++++ Data listing
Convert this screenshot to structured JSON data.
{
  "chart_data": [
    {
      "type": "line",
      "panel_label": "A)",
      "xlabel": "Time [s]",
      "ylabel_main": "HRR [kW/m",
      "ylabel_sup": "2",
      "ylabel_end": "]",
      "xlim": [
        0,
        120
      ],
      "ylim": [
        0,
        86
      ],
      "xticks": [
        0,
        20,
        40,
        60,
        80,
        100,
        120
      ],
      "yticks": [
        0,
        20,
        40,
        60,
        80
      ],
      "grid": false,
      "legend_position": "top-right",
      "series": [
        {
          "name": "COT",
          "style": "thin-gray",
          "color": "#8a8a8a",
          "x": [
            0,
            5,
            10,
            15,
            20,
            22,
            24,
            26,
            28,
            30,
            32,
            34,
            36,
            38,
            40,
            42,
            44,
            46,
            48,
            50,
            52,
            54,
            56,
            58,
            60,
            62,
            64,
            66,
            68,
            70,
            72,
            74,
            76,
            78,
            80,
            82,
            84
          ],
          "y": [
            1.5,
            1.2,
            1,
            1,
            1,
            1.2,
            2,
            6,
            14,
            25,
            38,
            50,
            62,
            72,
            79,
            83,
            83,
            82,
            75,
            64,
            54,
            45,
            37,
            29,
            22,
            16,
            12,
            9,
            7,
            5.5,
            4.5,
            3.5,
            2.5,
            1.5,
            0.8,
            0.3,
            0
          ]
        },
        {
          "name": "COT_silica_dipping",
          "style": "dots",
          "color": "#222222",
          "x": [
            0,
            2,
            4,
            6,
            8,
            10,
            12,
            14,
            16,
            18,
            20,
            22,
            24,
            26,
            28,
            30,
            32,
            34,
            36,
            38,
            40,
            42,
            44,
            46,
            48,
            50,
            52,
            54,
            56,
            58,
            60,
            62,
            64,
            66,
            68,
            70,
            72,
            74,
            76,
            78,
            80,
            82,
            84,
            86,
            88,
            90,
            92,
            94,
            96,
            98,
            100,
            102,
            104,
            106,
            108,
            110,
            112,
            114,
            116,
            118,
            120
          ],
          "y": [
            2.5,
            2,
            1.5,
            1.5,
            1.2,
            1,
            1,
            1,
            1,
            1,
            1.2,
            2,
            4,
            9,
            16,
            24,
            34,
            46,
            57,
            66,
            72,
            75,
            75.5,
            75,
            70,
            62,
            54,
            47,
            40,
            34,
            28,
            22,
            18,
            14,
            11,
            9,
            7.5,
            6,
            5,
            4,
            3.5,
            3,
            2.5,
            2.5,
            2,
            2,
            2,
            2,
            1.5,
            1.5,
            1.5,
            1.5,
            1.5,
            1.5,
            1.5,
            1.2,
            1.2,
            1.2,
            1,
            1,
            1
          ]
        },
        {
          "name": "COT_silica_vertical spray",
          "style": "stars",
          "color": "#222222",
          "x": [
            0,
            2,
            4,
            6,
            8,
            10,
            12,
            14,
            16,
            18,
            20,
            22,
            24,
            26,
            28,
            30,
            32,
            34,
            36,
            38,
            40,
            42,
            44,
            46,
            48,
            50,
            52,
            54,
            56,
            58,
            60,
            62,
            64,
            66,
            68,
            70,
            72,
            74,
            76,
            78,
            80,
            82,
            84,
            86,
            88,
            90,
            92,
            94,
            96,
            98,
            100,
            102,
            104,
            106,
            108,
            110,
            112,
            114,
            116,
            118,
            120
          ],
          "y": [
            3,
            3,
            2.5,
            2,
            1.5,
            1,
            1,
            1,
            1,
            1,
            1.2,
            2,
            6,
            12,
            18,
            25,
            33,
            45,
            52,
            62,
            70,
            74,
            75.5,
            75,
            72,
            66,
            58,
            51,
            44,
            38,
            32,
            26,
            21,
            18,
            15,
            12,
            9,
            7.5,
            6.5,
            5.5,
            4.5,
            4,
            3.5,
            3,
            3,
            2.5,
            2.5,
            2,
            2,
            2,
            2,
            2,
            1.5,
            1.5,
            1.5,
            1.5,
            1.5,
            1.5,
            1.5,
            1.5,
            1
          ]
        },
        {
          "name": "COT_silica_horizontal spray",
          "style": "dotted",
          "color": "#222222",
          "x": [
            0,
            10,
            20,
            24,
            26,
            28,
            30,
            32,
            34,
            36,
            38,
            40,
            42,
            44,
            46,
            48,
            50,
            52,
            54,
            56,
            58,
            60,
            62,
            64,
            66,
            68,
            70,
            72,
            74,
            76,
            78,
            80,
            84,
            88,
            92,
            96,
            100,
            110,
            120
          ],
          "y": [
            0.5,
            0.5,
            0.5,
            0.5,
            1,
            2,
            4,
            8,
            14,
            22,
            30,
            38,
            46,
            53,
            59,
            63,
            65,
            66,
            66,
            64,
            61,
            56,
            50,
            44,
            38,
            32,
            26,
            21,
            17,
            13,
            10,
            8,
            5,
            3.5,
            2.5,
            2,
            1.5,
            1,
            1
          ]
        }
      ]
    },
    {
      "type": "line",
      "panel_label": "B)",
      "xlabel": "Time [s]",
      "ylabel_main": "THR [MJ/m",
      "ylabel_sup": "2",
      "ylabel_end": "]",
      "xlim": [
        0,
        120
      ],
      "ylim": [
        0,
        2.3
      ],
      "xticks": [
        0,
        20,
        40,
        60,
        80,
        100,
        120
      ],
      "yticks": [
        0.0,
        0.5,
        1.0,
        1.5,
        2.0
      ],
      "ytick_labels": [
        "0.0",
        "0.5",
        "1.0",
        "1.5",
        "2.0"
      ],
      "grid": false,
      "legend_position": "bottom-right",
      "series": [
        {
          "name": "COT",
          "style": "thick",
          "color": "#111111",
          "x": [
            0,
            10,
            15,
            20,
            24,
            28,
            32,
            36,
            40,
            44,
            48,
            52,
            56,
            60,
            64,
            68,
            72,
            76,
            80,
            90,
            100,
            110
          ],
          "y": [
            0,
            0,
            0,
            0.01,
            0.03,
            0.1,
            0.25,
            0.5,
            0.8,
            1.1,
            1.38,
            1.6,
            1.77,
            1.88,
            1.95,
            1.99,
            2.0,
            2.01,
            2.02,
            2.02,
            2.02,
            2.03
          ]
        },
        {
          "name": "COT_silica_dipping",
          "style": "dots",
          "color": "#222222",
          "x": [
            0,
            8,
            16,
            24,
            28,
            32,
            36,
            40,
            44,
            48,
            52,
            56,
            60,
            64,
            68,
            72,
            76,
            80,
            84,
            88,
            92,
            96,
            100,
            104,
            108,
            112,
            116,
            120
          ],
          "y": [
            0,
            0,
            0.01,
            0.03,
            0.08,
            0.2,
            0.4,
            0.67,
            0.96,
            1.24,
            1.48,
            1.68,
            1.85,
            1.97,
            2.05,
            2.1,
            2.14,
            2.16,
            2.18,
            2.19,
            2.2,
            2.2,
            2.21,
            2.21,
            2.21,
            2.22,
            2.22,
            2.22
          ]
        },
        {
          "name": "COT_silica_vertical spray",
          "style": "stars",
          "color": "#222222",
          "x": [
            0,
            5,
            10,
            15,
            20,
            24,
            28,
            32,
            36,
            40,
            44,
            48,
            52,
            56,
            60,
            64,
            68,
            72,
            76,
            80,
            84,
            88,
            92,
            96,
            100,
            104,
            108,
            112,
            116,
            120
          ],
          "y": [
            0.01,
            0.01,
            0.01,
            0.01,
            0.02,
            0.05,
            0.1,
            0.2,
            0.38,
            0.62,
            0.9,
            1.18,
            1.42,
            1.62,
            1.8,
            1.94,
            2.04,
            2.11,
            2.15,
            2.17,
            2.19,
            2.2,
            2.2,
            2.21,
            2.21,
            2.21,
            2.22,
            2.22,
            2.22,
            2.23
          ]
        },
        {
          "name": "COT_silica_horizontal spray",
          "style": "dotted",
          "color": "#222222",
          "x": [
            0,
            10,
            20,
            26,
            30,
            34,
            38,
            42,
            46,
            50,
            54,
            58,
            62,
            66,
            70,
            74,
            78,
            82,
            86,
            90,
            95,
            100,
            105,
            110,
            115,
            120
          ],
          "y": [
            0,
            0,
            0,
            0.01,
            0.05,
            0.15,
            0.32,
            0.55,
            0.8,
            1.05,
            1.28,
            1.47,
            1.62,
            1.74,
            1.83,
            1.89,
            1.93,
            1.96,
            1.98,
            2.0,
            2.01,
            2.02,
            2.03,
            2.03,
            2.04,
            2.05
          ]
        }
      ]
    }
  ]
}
++++++++
In the data above, how many lines contain the string "right"? Answer with the number only.

2